### [Exercise description]
Repeat every line below exactly as it reads.

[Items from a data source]
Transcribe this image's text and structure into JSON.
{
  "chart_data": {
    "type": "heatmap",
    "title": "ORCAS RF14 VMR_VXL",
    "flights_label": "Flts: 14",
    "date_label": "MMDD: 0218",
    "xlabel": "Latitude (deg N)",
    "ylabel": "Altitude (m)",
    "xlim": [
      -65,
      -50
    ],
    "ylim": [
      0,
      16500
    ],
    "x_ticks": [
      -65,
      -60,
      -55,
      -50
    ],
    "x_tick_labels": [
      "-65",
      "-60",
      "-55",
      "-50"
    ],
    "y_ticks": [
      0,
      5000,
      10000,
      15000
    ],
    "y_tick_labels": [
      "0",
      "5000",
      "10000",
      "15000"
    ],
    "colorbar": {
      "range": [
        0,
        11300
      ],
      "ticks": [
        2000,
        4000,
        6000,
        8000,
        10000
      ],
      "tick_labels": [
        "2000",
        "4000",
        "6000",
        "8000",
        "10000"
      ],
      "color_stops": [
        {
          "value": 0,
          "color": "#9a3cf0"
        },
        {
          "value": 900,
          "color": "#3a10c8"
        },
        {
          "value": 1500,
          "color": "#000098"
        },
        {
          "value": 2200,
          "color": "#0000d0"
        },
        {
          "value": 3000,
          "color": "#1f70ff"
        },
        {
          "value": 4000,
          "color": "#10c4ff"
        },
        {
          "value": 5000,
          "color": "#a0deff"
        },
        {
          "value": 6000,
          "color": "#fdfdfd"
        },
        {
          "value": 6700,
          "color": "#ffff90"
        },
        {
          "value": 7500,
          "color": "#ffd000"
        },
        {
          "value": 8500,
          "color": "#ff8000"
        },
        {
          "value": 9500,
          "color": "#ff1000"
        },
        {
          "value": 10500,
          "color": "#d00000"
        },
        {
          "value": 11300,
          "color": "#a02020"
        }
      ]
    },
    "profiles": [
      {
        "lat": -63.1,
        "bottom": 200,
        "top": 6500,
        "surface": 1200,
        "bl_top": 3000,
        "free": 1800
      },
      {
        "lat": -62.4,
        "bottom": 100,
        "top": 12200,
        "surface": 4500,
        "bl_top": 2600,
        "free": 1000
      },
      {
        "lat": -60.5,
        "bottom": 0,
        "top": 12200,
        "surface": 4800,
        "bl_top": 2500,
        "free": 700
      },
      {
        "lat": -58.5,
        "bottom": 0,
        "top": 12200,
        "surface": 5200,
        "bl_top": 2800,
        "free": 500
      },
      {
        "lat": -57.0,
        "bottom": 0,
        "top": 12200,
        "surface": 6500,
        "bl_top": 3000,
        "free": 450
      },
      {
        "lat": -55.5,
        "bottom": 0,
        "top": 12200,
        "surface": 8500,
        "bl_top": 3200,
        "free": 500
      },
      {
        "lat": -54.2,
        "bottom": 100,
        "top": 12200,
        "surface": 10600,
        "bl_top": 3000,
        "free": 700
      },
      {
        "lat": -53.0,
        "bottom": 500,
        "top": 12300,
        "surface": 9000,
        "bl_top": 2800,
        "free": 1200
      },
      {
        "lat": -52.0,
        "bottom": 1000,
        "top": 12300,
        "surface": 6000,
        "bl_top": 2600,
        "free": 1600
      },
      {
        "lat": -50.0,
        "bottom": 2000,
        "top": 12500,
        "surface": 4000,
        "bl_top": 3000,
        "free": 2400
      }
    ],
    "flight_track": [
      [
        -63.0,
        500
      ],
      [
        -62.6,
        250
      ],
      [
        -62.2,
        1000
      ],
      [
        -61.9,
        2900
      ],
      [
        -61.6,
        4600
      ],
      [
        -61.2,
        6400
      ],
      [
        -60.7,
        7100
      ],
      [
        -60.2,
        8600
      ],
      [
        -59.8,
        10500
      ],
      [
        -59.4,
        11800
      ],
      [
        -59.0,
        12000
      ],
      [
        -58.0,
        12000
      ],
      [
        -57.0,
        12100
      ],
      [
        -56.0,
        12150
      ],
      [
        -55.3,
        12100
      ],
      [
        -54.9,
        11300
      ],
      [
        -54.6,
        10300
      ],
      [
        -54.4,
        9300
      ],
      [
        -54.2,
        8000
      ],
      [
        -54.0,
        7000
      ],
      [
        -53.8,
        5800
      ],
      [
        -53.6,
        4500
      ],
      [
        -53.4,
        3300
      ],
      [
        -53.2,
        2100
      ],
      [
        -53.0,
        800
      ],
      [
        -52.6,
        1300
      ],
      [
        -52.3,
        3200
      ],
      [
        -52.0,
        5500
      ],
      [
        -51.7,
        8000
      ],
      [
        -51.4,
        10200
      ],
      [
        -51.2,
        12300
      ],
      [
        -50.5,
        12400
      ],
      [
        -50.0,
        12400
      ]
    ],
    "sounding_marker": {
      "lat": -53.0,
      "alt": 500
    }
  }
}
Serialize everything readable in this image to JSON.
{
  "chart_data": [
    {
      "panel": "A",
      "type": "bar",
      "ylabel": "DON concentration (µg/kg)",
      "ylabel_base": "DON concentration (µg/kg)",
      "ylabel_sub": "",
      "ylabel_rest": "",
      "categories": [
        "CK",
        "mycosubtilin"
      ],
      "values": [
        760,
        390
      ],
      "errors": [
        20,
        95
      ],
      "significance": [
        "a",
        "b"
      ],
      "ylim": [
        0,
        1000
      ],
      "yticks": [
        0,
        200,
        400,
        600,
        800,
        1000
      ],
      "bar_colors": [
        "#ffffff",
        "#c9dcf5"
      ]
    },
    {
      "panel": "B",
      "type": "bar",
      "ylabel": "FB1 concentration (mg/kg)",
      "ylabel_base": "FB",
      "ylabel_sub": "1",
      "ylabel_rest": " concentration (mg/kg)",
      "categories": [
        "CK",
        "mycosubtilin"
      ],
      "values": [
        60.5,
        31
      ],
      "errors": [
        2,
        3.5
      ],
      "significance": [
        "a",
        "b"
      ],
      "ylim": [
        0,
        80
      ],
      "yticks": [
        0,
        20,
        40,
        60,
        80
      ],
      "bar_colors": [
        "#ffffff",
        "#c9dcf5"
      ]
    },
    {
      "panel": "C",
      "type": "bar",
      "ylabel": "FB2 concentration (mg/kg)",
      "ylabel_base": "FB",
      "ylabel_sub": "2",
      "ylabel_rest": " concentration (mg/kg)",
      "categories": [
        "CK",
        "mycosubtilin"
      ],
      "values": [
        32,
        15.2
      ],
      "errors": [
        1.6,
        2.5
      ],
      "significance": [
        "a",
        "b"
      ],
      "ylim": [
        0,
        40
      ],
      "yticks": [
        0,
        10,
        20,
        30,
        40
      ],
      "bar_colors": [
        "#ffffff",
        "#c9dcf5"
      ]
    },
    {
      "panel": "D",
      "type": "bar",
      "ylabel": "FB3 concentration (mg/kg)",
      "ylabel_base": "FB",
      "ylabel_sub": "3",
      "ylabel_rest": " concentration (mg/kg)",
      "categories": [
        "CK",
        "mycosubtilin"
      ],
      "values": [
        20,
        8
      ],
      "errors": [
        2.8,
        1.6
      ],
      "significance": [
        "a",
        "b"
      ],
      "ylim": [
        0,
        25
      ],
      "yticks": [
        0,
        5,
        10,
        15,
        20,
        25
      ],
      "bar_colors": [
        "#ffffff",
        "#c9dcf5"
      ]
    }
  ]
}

### [Result of this task]
Transcribe this image's text and structure into JSON.
{
  "chart_data": {
    "type": "heatmap",
    "title": "ORCAS RF14 VMR_VXL",
    "flights_label": "Flts: 14",
    "date_label": "MMDD: 0218",
    "xlabel": "Latitude (deg N)",
    "ylabel": "Altitude (m)",
    "xlim": [
      -65,
      -50
    ],
    "ylim": [
      0,
      16500
    ],
    "x_ticks": [
      -65,
      -60,
      -55,
      -50
    ],
    "x_tick_labels": [
      "-65",
      "-60",
      "-55",
      "-50"
    ],
    "y_ticks": [
      0,
      5000,
      10000,
      15000
    ],
    "y_tick_labels": [
      "0",
      "5000",
      "10000",
      "15000"
    ],
    "colorbar": {
      "range": [
        0,
        11300
      ],
      "ticks": [
        2000,
        4000,
        6000,
        8000,
        10000
      ],
      "tick_labels": [
        "2000",
        "4000",
        "6000",
        "8000",
        "10000"
      ],
      "color_stops": [
        {
          "value": 0,
          "color": "#9a3cf0"
        },
        {
          "value": 900,
          "color": "#3a10c8"
        },
        {
          "value": 1500,
          "color": "#000098"
        },
        {
          "value": 2200,
          "color": "#0000d0"
        },
        {
          "value": 3000,
          "color": "#1f70ff"
        },
        {
          "value": 4000,
          "color": "#10c4ff"
        },
        {
          "value": 5000,
          "color": "#a0deff"
        },
        {
          "value": 6000,
          "color": "#fdfdfd"
        },
        {
          "value": 6700,
          "color": "#ffff90"
        },
        {
          "value": 7500,
          "color": "#ffd000"
        },
        {
          "value": 8500,
          "color": "#ff8000"
        },
        {
          "value": 9500,
          "color": "#ff1000"
        },
        {
          "value": 10500,
          "color": "#d00000"
        },
        {
          "value": 11300,
          "color": "#a02020"
        }
      ]
    },
    "profiles": [
      {
        "lat": -63.1,
        "bottom": 200,
        "top": 6500,
        "surface": 1200,
        "bl_top": 3000,
        "free": 1800
      },
      {
        "lat": -62.4,
        "bottom": 100,
        "top": 12200,
        "surface": 4500,
        "bl_top": 2600,
        "free": 1000
      },
      {
        "lat": -60.5,
        "bottom": 0,
        "top": 12200,
        "surface": 4800,
        "bl_top": 2500,
        "free": 700
      },
      {
        "lat": -58.5,
        "bottom": 0,
        "top": 12200,
        "surface": 5200,
        "bl_top": 2800,
        "free": 500
      },
      {
        "lat": -57.0,
        "bottom": 0,
        "top": 12200,
        "surface": 6500,
        "bl_top": 3000,
        "free": 450
      },
      {
        "lat": -55.5,
        "bottom": 0,
        "top": 12200,
        "surface": 8500,
        "bl_top": 3200,
        "free": 500
      },
      {
        "lat": -54.2,
        "bottom": 100,
        "top": 12200,
        "surface": 10600,
        "bl_top": 3000,
        "free": 700
      },
      {
        "lat": -53.0,
        "bottom": 500,
        "top": 12300,
        "surface": 9000,
        "bl_top": 2800,
        "free": 1200
      },
      {
        "lat": -52.0,
        "bottom": 1000,
        "top": 12300,
        "surface": 6000,
        "bl_top": 2600,
        "free": 1600
      },
      {
        "lat": -50.0,
        "bottom": 2000,
        "top": 12500,
        "surface": 4000,
        "bl_top": 3000,
        "free": 2400
      }
    ],
    "flight_track": [
      [
        -63.0,
        500
      ],
      [
        -62.6,
        250
      ],
      [
        -62.2,
        1000
      ],
      [
        -61.9,
        2900
      ],
      [
        -61.6,
        4600
      ],
      [
        -61.2,
        6400
      ],
      [
        -60.7,
        7100
      ],
      [
        -60.2,
        8600
      ],
      [
        -59.8,
        10500
      ],
      [
        -59.4,
        11800
      ],
      [
        -59.0,
        12000
      ],
      [
        -58.0,
        12000
      ],
      [
        -57.0,
        12100
      ],
      [
        -56.0,
        12150
      ],
      [
        -55.3,
        12100
      ],
      [
        -54.9,
        11300
      ],
      [
        -54.6,
        10300
      ],
      [
        -54.4,
        9300
      ],
      [
        -54.2,
        8000
      ],
      [
        -54.0,
        7000
      ],
      [
        -53.8,
        5800
      ],
      [
        -53.6,
        4500
      ],
      [
        -53.4,
        3300
      ],
      [
        -53.2,
        2100
      ],
      [
        -53.0,
        800
      ],
      [
        -52.6,
        1300
      ],
      [
        -52.3,
        3200
      ],
      [
        -52.0,
        5500
      ],
      [
        -51.7,
        8000
      ],
      [
        -51.4,
        10200
      ],
      [
        -51.2,
        12300
      ],
      [
        -50.5,
        12400
      ],
      [
        -50.0,
        12400
      ]
    ],
    "sounding_marker": {
      "lat": -53.0,
      "alt": 500
    }
  }
}
Serialize everything readable in this image to JSON.
{
  "chart_data": [
    {
      "panel": "A",
      "type": "bar",
      "ylabel": "DON concentration (µg/kg)",
      "ylabel_base": "DON concentration (µg/kg)",
      "ylabel_sub": "",
      "ylabel_rest": "",
      "categories": [
        "CK",
        "mycosubtilin"
      ],
      "values": [
        760,
        390
      ],
      "errors": [
        20,
        95
      ],
      "significance": [
        "a",
        "b"
      ],
      "ylim": [
        0,
        1000
      ],
      "yticks": [
        0,
        200,
        400,
        600,
        800,
        1000
      ],
      "bar_colors": [
        "#ffffff",
        "#c9dcf5"
      ]
    },
    {
      "panel": "B",
      "type": "bar",
      "ylabel": "FB1 concentration (mg/kg)",
      "ylabel_base": "FB",
      "ylabel_sub": "1",
      "ylabel_rest": " concentration (mg/kg)",
      "categories": [
        "CK",
        "mycosubtilin"
      ],
      "values": [
        60.5,
        31
      ],
      "errors": [
        2,
        3.5
      ],
      "significance": [
        "a",
        "b"
      ],
      "ylim": [
        0,
        80
      ],
      "yticks": [
        0,
        20,
        40,
        60,
        80
      ],
      "bar_colors": [
        "#ffffff",
        "#c9dcf5"
      ]
    },
    {
      "panel": "C",
      "type": "bar",
      "ylabel": "FB2 concentration (mg/kg)",
      "ylabel_base": "FB",
      "ylabel_sub": "2",
      "ylabel_rest": " concentration (mg/kg)",
      "categories": [
        "CK",
        "mycosubtilin"
      ],
      "values": [
        32,
        15.2
      ],
      "errors": [
        1.6,
        2.5
      ],
      "significance": [
        "a",
        "b"
      ],
      "ylim": [
        0,
        40
      ],
      "yticks": [
        0,
        10,
        20,
        30,
        40
      ],
      "bar_colors": [
        "#ffffff",
        "#c9dcf5"
      ]
    },
    {
      "panel": "D",
      "type": "bar",
      "ylabel": "FB3 concentration (mg/kg)",
      "ylabel_base": "FB",
      "ylabel_sub": "3",
      "ylabel_rest": " concentration (mg/kg)",
      "categories": [
        "CK",
        "mycosubtilin"
      ],
      "values": [
        20,
        8
      ],
      "errors": [
        2.8,
        1.6
      ],
      "significance": [
        "a",
        "b"
      ],
      "ylim": [
        0,
        25
      ],
      "yticks": [
        0,
        5,
        10,
        15,
        20,
        25
      ],
      "bar_colors": [
        "#ffffff",
        "#c9dcf5"
      ]
    }
  ]
}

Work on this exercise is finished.